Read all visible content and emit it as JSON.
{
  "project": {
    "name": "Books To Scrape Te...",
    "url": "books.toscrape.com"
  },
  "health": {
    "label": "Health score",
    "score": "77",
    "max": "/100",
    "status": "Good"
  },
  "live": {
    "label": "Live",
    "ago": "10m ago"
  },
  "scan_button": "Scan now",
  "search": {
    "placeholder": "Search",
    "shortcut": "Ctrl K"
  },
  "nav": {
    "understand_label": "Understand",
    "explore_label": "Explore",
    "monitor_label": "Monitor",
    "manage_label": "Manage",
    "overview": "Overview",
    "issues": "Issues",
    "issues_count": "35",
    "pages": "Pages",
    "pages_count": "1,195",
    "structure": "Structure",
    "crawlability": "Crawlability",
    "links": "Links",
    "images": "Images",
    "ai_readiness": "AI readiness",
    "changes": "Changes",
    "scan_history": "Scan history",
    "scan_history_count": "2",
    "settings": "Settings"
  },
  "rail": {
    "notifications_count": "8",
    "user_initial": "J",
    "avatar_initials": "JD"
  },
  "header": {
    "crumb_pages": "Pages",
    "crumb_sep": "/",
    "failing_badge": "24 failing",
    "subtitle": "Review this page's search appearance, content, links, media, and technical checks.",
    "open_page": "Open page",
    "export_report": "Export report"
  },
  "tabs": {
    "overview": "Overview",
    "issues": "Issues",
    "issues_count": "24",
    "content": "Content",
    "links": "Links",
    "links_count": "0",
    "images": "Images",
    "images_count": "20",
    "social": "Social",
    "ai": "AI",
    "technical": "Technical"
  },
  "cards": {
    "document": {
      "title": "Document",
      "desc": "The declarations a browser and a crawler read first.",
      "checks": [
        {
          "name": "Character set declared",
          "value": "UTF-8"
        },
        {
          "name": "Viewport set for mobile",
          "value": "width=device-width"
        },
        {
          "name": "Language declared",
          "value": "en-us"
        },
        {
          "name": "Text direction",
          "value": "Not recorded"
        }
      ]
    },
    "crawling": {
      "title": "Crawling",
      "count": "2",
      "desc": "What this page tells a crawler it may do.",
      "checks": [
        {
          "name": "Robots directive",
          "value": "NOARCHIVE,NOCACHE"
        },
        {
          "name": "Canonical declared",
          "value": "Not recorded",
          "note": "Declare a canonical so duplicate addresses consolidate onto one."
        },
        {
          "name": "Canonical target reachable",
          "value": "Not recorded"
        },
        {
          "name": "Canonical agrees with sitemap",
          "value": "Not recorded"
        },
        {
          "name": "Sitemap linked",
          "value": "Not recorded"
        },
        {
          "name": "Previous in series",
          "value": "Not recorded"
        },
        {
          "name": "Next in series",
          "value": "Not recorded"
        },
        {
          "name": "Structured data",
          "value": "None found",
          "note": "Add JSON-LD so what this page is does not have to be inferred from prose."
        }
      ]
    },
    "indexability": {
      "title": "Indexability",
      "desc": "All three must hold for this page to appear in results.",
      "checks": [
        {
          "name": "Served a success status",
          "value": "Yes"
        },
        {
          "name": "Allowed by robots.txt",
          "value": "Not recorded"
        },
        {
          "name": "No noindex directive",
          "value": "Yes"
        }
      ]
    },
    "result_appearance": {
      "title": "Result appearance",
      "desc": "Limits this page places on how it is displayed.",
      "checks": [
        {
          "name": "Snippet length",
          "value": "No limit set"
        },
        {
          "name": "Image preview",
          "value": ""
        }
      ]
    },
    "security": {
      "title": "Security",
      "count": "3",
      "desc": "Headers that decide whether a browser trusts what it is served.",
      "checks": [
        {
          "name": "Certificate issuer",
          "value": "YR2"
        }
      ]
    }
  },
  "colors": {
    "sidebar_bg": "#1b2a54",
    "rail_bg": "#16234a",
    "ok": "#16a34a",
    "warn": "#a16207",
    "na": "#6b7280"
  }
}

==========

◆ EXERCISE PROMPT ◆
Above are some records; extract every one of them exactly.

◆ FINAL ANSWER ◆
Read all visible content and emit it as JSON.
{
  "project": {
    "name": "Books To Scrape Te...",
    "url": "books.toscrape.com"
  },
  "health": {
    "label": "Health score",
    "score": "77",
    "max": "/100",
    "status": "Good"
  },
  "live": {
    "label": "Live",
    "ago": "10m ago"
  },
  "scan_button": "Scan now",
  "search": {
    "placeholder": "Search",
    "shortcut": "Ctrl K"
  },
  "nav": {
    "understand_label": "Understand",
    "explore_label": "Explore",
    "monitor_label": "Monitor",
    "manage_label": "Manage",
    "overview": "Overview",
    "issues": "Issues",
    "issues_count": "35",
    "pages": "Pages",
    "pages_count": "1,195",
    "structure": "Structure",
    "crawlability": "Crawlability",
    "links": "Links",
    "images": "Images",
    "ai_readiness": "AI readiness",
    "changes": "Changes",
    "scan_history": "Scan history",
    "scan_history_count": "2",
    "settings": "Settings"
  },
  "rail": {
    "notifications_count": "8",
    "user_initial": "J",
    "avatar_initials": "JD"
  },
  "header": {
    "crumb_pages": "Pages",
    "crumb_sep": "/",
    "failing_badge": "24 failing",
    "subtitle": "Review this page's search appearance, content, links, media, and technical checks.",
    "open_page": "Open page",
    "export_report": "Export report"
  },
  "tabs": {
    "overview": "Overview",
    "issues": "Issues",
    "issues_count": "24",
    "content": "Content",
    "links": "Links",
    "links_count": "0",
    "images": "Images",
    "images_count": "20",
    "social": "Social",
    "ai": "AI",
    "technical": "Technical"
  },
  "cards": {
    "document": {
      "title": "Document",
      "desc": "The declarations a browser and a crawler read first.",
      "checks": [
        {
          "name": "Character set declared",
          "value": "UTF-8"
        },
        {
          "name": "Viewport set for mobile",
          "value": "width=device-width"
        },
        {
          "name": "Language declared",
          "value": "en-us"
        },
        {
          "name": "Text direction",
          "value": "Not recorded"
        }
      ]
    },
    "crawling": {
      "title": "Crawling",
      "count": "2",
      "desc": "What this page tells a crawler it may do.",
      "checks": [
        {
          "name": "Robots directive",
          "value": "NOARCHIVE,NOCACHE"
        },
        {
          "name": "Canonical declared",
          "value": "Not recorded",
          "note": "Declare a canonical so duplicate addresses consolidate onto one."
        },
        {
          "name": "Canonical target reachable",
          "value": "Not recorded"
        },
        {
          "name": "Canonical agrees with sitemap",
          "value": "Not recorded"
        },
        {
          "name": "Sitemap linked",
          "value": "Not recorded"
        },
        {
          "name": "Previous in series",
          "value": "Not recorded"
        },
        {
          "name": "Next in series",
          "value": "Not recorded"
        },
        {
          "name": "Structured data",
          "value": "None found",
          "note": "Add JSON-LD so what this page is does not have to be inferred from prose."
        }
      ]
    },
    "indexability": {
      "title": "Indexability",
      "desc": "All three must hold for this page to appear in results.",
      "checks": [
        {
          "name": "Served a success status",
          "value": "Yes"
        },
        {
          "name": "Allowed by robots.txt",
          "value": "Not recorded"
        },
        {
          "name": "No noindex directive",
          "value": "Yes"
        }
      ]
    },
    "result_appearance": {
      "title": "Result appearance",
      "desc": "Limits this page places on how it is displayed.",
      "checks": [
        {
          "name": "Snippet length",
          "value": "No limit set"
        },
        {
          "name": "Image preview",
          "value": ""
        }
      ]
    },
    "security": {
      "title": "Security",
      "count": "3",
      "desc": "Headers that decide whether a browser trusts what it is served.",
      "checks": [
        {
          "name": "Certificate issuer",
          "value": "YR2"
        }
      ]
    }
  },
  "colors": {
    "sidebar_bg": "#1b2a54",
    "rail_bg": "#16234a",
    "ok": "#16a34a",
    "warn": "#a16207",
    "na": "#6b7280"
  }
}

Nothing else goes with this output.